Set exercise. Identify each line below that contains the word "يمينه", and copy it out.

Information provided.
=====

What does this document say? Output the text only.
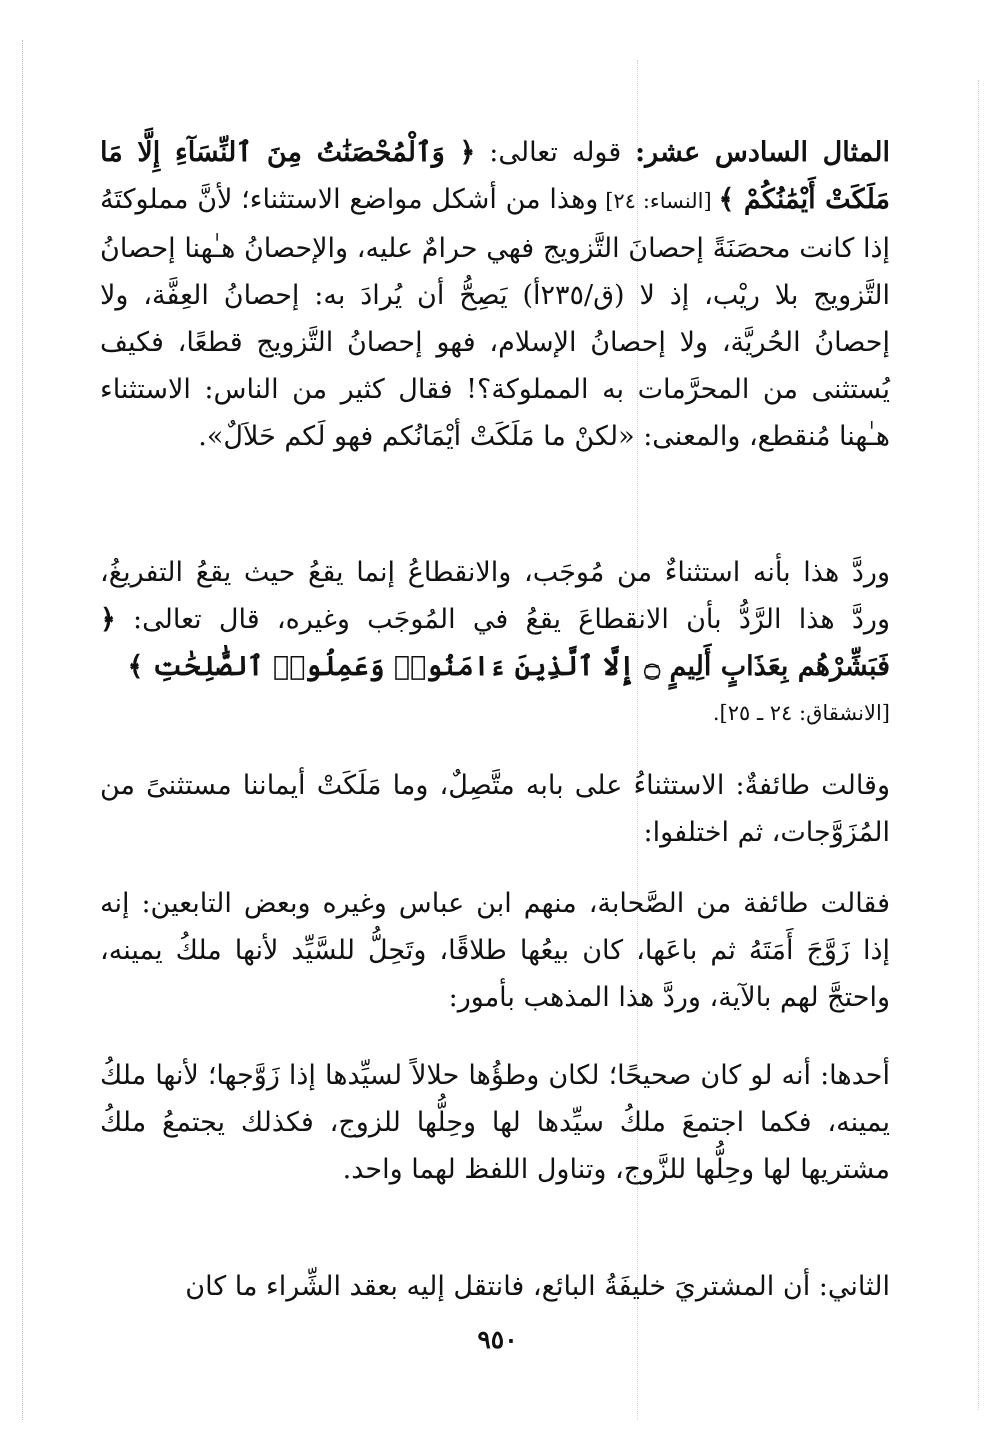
المثال السادس عشر: قوله تعالى: ﴿ وَٱلْمُحْصَنَٰتُ مِنَ ٱلنِّسَآءِ إِلَّا مَا مَلَكَتْ أَيْمَٰنُكُمْ ﴾ [النساء: ٢٤] وهذا من أشكل مواضع الاستثناء؛ لأنَّ مملوكتَهُ إذا كانت محصَنَةً إحصانَ التَّزويج فهي حرامٌ عليه، والإحصانُ هـٰهنا إحصانُ التَّزويج بلا ريْب، إذ لا (ق/٢٣٥أ) يَصِحُّ أن يُرادَ به: إحصانُ العِفَّة، ولا إحصانُ الحُريَّة، ولا إحصانُ الإسلام، فهو إحصانُ التَّزويج قطعًا، فكيف يُستثنى من المحرَّمات به المملوكة؟! فقال كثير من الناس: الاستثناء هـٰهنا مُنقطع، والمعنى: «لكنْ ما مَلَكَتْ أيْمَانُكم فهو لَكم حَلاَلٌ».

وردَّ هذا بأنه استثناءٌ من مُوجَب، والانقطاعُ إنما يقعُ حيث يقعُ التفريغُ، وردَّ هذا الرَّدُّ بأن الانقطاعَ يقعُ في المُوجَب وغيره، قال تعالى: ﴿ فَبَشِّرْهُم بِعَذَابٍ أَلِيمٍ ۝ إِلَّا ٱلَّذِينَ ءَامَنُوا۟ وَعَمِلُوا۟ ٱلصَّٰلِحَٰتِ ﴾
[الانشقاق: ٢٤ ـ ٢٥].

وقالت طائفةٌ: الاستثناءُ على بابه متَّصِلٌ، وما مَلَكَتْ أيماننا مستثنىً من المُزَوَّجات، ثم اختلفوا:

فقالت طائفة من الصَّحابة، منهم ابن عباس وغيره وبعض التابعين: إنه إذا زَوَّجَ أَمَتَهُ ثم باعَها، كان بيعُها طلاقًا، وتَحِلُّ للسَّيِّد لأنها ملكُ يمينه، واحتجَّ لهم بالآية، وردَّ هذا المذهب بأمور:

أحدها: أنه لو كان صحيحًا؛ لكان وطؤُها حلالاً لسيِّدها إذا زَوَّجها؛ لأنها ملكُ يمينه، فكما اجتمعَ ملكُ سيِّدها لها وحِلُّها للزوج، فكذلك يجتمعُ ملكُ مشتريها لها وحِلُّها للزَّوج، وتناول اللفظ لهما واحد.

الثاني: أن المشتريَ خليفَةُ البائع، فانتقل إليه بعقد الشِّراء ما كان

٩٥٠
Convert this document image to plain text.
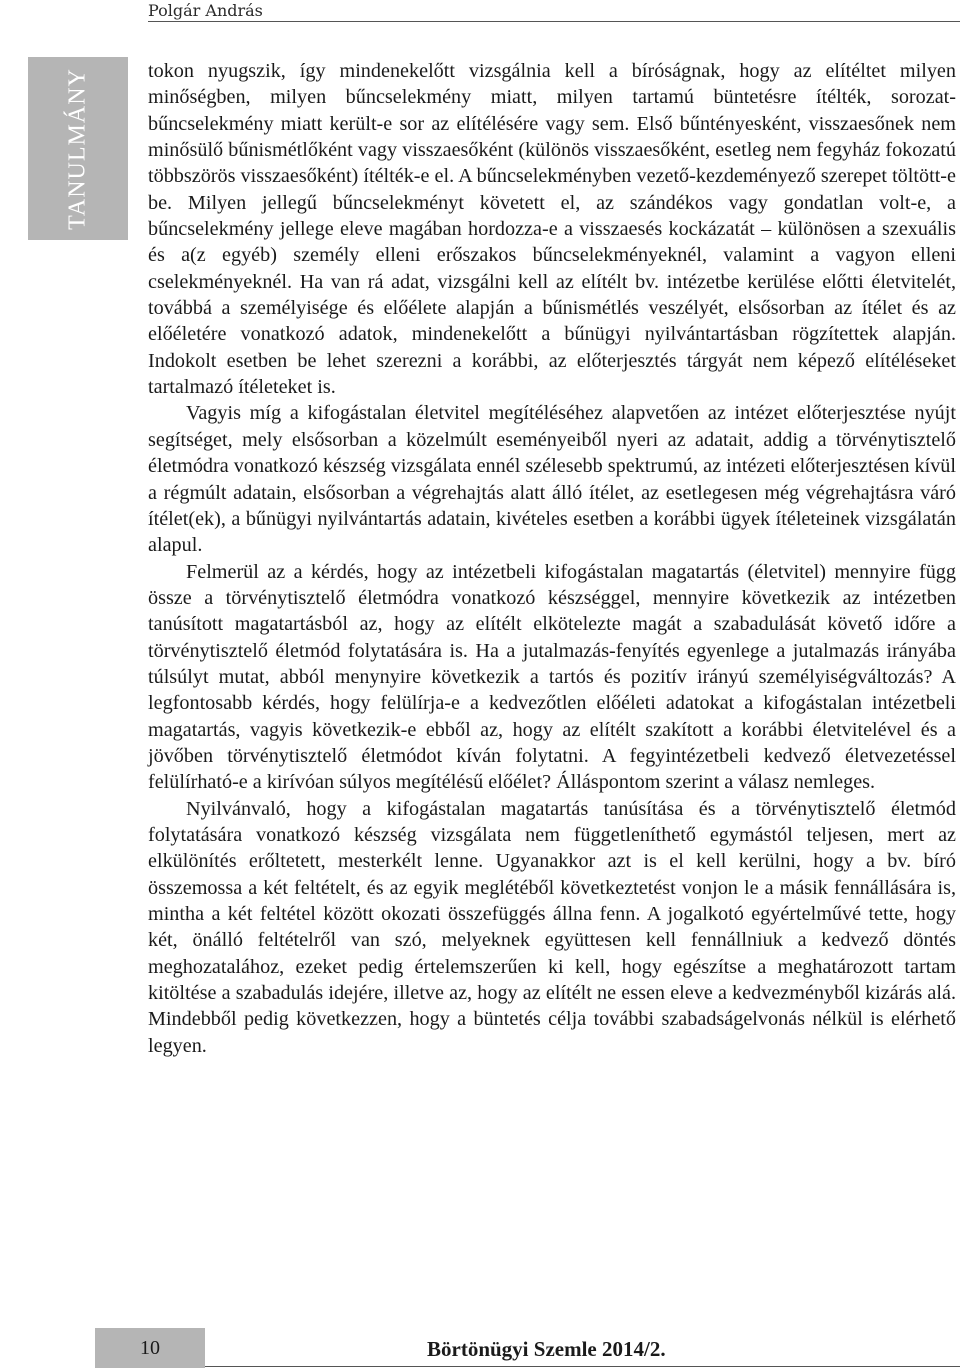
Polgár András
TANULMÁNY	tokon nyugszik, így mindenekelőtt vizsgálnia kell a bíróságnak, hogy az elítéltet milyen minőségben, milyen bűncselekmény miatt, milyen tartamú büntetésre ítélték, sorozat-bűncselekmény miatt került-e sor az elítélésére vagy sem. Első bűntényesként, visszaesőnek nem minősülő bűnismétlőként vagy visszaesőként (különös visszaesőként, esetleg nem fegyház fokozatú többszörös visszaesőként) ítélték-e el. A bűncselekményben vezető-kezdeményező szerepet töltött-e be. Milyen jellegű bűncselekményt követett el, az szándékos vagy gondatlan volt-e, a bűncselekmény jellege eleve magában hordozza-e a visszaesés kockázatát – különösen a szexuális és a(z egyéb) személy elleni erőszakos bűncselekményeknél, valamint a vagyon elleni cselekményeknél. Ha van rá adat, vizsgálni kell az elítélt bv. intézetbe kerülése előtti életvitelét, továbbá a személyisége és előélete alapján a bűnismétlés veszélyét, elsősorban az ítélet és az előéletére vonatkozó adatok, mindenekelőtt a bűnügyi nyilvántartásban rögzítettek alapján. Indokolt esetben be lehet szerezni a korábbi, az előterjesztés tárgyát nem képező elítéléseket tartalmazó ítéleteket is.

Vagyis míg a kifogástalan életvitel megítéléséhez alapvetően az intézet előterjesztése nyújt segítséget, mely elsősorban a közelmúlt eseményeiből nyeri az adatait, addig a törvénytisztelő életmódra vonatkozó készség vizsgálata ennél szélesebb spektrumú, az intézeti előterjesztésen kívül a régmúlt adatain, elsősorban a végrehajtás alatt álló ítélet, az esetlegesen még végrehajtásra váró ítélet(ek), a bűnügyi nyilvántartás adatain, kivételes esetben a korábbi ügyek ítéleteinek vizsgálatán alapul.

Felmerül az a kérdés, hogy az intézetbeli kifogástalan magatartás (életvitel) mennyire függ össze a törvénytisztelő életmódra vonatkozó készséggel, mennyire következik az intézetben tanúsított magatartásból az, hogy az elítélt elkötelezte magát a szabadulását követő időre a törvénytisztelő életmód folytatására is. Ha a jutalmazás-fenyítés egyenlege a jutalmazás irányába túlsúlyt mutat, abból menynyire következik a tartós és pozitív irányú személyiségváltozás? A legfontosabb kérdés, hogy felülírja-e a kedvezőtlen előéleti adatokat a kifogástalan intézetbeli magatartás, vagyis következik-e ebből az, hogy az elítélt szakított a korábbi életvitelével és a jövőben törvénytisztelő életmódot kíván folytatni. A fegyintézetbeli kedvező életvezetéssel felülírható-e a kirívóan súlyos megítélésű előélet? Álláspontom szerint a válasz nemleges.

Nyilvánvaló, hogy a kifogástalan magatartás tanúsítása és a törvénytisztelő életmód folytatására vonatkozó készség vizsgálata nem függetleníthető egymástól teljesen, mert az elkülönítés erőltetett, mesterkélt lenne. Ugyanakkor azt is el kell kerülni, hogy a bv. bíró összemossa a két feltételt, és az egyik meglétéből következtetést vonjon le a másik fennállására is, mintha a két feltétel között okozati összefüggés állna fenn. A jogalkotó egyértelművé tette, hogy két, önálló feltételről van szó, melyeknek együttesen kell fennállniuk a kedvező döntés meghozatalához, ezeket pedig értelemszerűen ki kell, hogy egészítse a meghatározott tartam kitöltése a szabadulás idejére, illetve az, hogy az elítélt ne essen eleve a kedvezményből kizárás alá. Mindebből pedig következzen, hogy a büntetés célja további szabadságelvonás nélkül is elérhető legyen.

10	Börtönügyi Szemle 2014/2.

=====

Answer to this problem.
فقالت طائفة من الصَّحابة، منهم ابن عباس وغيره وبعض التابعين: إنه إذا زَوَّجَ أَمَتَهُ ثم باعَها، كان بيعُها طلاقًا، وتَحِلُّ للسَّيِّد لأنها ملكُ يمينه، واحتجَّ لهم بالآية، وردَّ هذا المذهب بأمور:
أحدها: أنه لو كان صحيحًا؛ لكان وطؤُها حلالاً لسيِّدها إذا زَوَّجها؛ لأنها ملكُ يمينه، فكما اجتمعَ ملكُ سيِّدها لها وحِلُّها للزوج، فكذلك يجتمعُ ملكُ مشتريها لها وحِلُّها للزَّوج، وتناول اللفظ لهما واحد.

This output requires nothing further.